--- BEGIN ---

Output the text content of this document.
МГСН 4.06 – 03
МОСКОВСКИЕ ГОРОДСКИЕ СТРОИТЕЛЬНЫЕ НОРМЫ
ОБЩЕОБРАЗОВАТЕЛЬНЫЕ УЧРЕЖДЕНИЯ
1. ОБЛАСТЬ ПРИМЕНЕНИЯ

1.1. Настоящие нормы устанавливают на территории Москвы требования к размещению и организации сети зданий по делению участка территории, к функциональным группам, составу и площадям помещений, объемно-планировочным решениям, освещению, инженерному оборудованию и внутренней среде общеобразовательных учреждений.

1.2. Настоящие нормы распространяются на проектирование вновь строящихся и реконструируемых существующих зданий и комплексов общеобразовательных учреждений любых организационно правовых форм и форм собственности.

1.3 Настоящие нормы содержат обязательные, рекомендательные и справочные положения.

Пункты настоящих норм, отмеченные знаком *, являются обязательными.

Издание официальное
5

--- END ---

# Exercise instructions
Find each line with the string "общеобразовательных" and copy it out.

# Reply to the exercise
1.1. Настоящие нормы устанавливают на территории Москвы требования к размещению и организации сети зданий по делению участка территории, к функциональным группам, составу и площадям помещений, объемно-планировочным решениям, освещению, инженерному оборудованию и внутренней среде общеобразовательных учреждений.
1.2. Настоящие нормы распространяются на проектирование вновь строящихся и реконструируемых существующих зданий и комплексов общеобразовательных учреждений любых организационно правовых форм и форм собственности.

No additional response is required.